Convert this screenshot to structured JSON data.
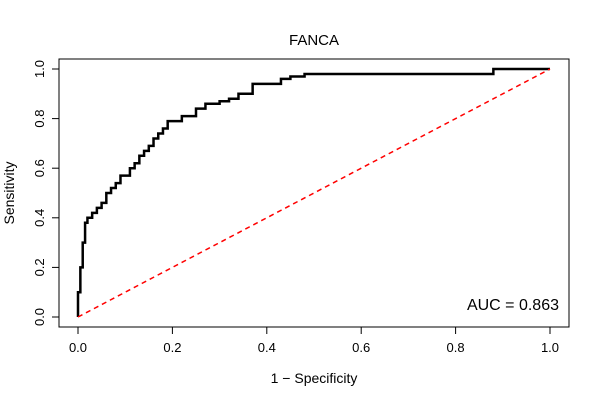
{
  "chart_data": {
    "type": "line",
    "title": "FANCA",
    "xlabel": "1 − Specificity",
    "ylabel": "Sensitivity",
    "xlim": [
      0,
      1
    ],
    "ylim": [
      0,
      1
    ],
    "x_ticks": [
      "0.0",
      "0.2",
      "0.4",
      "0.6",
      "0.8",
      "1.0"
    ],
    "y_ticks": [
      "0.0",
      "0.2",
      "0.4",
      "0.6",
      "0.8",
      "1.0"
    ],
    "grid": false,
    "annotation": "AUC = 0.863",
    "series": [
      {
        "color": "#000000",
        "style": "step",
        "x": [
          0,
          0,
          0.005,
          0.005,
          0.01,
          0.01,
          0.015,
          0.015,
          0.02,
          0.02,
          0.03,
          0.03,
          0.04,
          0.04,
          0.05,
          0.05,
          0.06,
          0.06,
          0.07,
          0.07,
          0.08,
          0.08,
          0.09,
          0.09,
          0.11,
          0.11,
          0.12,
          0.12,
          0.13,
          0.13,
          0.14,
          0.14,
          0.15,
          0.15,
          0.16,
          0.16,
          0.17,
          0.17,
          0.18,
          0.18,
          0.19,
          0.19,
          0.2,
          0.2,
          0.22,
          0.22,
          0.25,
          0.25,
          0.27,
          0.27,
          0.3,
          0.3,
          0.32,
          0.32,
          0.34,
          0.34,
          0.37,
          0.37,
          0.43,
          0.43,
          0.45,
          0.45,
          0.48,
          0.48,
          0.5,
          0.5,
          0.88,
          0.88,
          1.0
        ],
        "y": [
          0,
          0.1,
          0.1,
          0.2,
          0.2,
          0.3,
          0.3,
          0.38,
          0.38,
          0.4,
          0.4,
          0.42,
          0.42,
          0.44,
          0.44,
          0.46,
          0.46,
          0.5,
          0.5,
          0.52,
          0.52,
          0.54,
          0.54,
          0.57,
          0.57,
          0.6,
          0.6,
          0.62,
          0.62,
          0.65,
          0.65,
          0.67,
          0.67,
          0.69,
          0.69,
          0.72,
          0.72,
          0.74,
          0.74,
          0.76,
          0.76,
          0.79,
          0.79,
          0.79,
          0.79,
          0.81,
          0.81,
          0.84,
          0.84,
          0.86,
          0.86,
          0.87,
          0.87,
          0.88,
          0.88,
          0.9,
          0.9,
          0.94,
          0.94,
          0.96,
          0.96,
          0.97,
          0.97,
          0.98,
          0.98,
          0.98,
          0.98,
          1.0,
          1.0
        ]
      },
      {
        "color": "#ff0000",
        "style": "dashed",
        "x": [
          0,
          1
        ],
        "y": [
          0,
          1
        ]
      }
    ]
  }
}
··········
REQUIREMENTS - Reproduce every line exactly and omit all pictures.

OUTPUT OF THE EXERCISE -
Convert this screenshot to structured JSON data.
{
  "chart_data": {
    "type": "line",
    "title": "FANCA",
    "xlabel": "1 − Specificity",
    "ylabel": "Sensitivity",
    "xlim": [
      0,
      1
    ],
    "ylim": [
      0,
      1
    ],
    "x_ticks": [
      "0.0",
      "0.2",
      "0.4",
      "0.6",
      "0.8",
      "1.0"
    ],
    "y_ticks": [
      "0.0",
      "0.2",
      "0.4",
      "0.6",
      "0.8",
      "1.0"
    ],
    "grid": false,
    "annotation": "AUC = 0.863",
    "series": [
      {
        "color": "#000000",
        "style": "step",
        "x": [
          0,
          0,
          0.005,
          0.005,
          0.01,
          0.01,
          0.015,
          0.015,
          0.02,
          0.02,
          0.03,
          0.03,
          0.04,
          0.04,
          0.05,
          0.05,
          0.06,
          0.06,
          0.07,
          0.07,
          0.08,
          0.08,
          0.09,
          0.09,
          0.11,
          0.11,
          0.12,
          0.12,
          0.13,
          0.13,
          0.14,
          0.14,
          0.15,
          0.15,
          0.16,
          0.16,
          0.17,
          0.17,
          0.18,
          0.18,
          0.19,
          0.19,
          0.2,
          0.2,
          0.22,
          0.22,
          0.25,
          0.25,
          0.27,
          0.27,
          0.3,
          0.3,
          0.32,
          0.32,
          0.34,
          0.34,
          0.37,
          0.37,
          0.43,
          0.43,
          0.45,
          0.45,
          0.48,
          0.48,
          0.5,
          0.5,
          0.88,
          0.88,
          1.0
        ],
        "y": [
          0,
          0.1,
          0.1,
          0.2,
          0.2,
          0.3,
          0.3,
          0.38,
          0.38,
          0.4,
          0.4,
          0.42,
          0.42,
          0.44,
          0.44,
          0.46,
          0.46,
          0.5,
          0.5,
          0.52,
          0.52,
          0.54,
          0.54,
          0.57,
          0.57,
          0.6,
          0.6,
          0.62,
          0.62,
          0.65,
          0.65,
          0.67,
          0.67,
          0.69,
          0.69,
          0.72,
          0.72,
          0.74,
          0.74,
          0.76,
          0.76,
          0.79,
          0.79,
          0.79,
          0.79,
          0.81,
          0.81,
          0.84,
          0.84,
          0.86,
          0.86,
          0.87,
          0.87,
          0.88,
          0.88,
          0.9,
          0.9,
          0.94,
          0.94,
          0.96,
          0.96,
          0.97,
          0.97,
          0.98,
          0.98,
          0.98,
          0.98,
          1.0,
          1.0
        ]
      },
      {
        "color": "#ff0000",
        "style": "dashed",
        "x": [
          0,
          1
        ],
        "y": [
          0,
          1
        ]
      }
    ]
  }
}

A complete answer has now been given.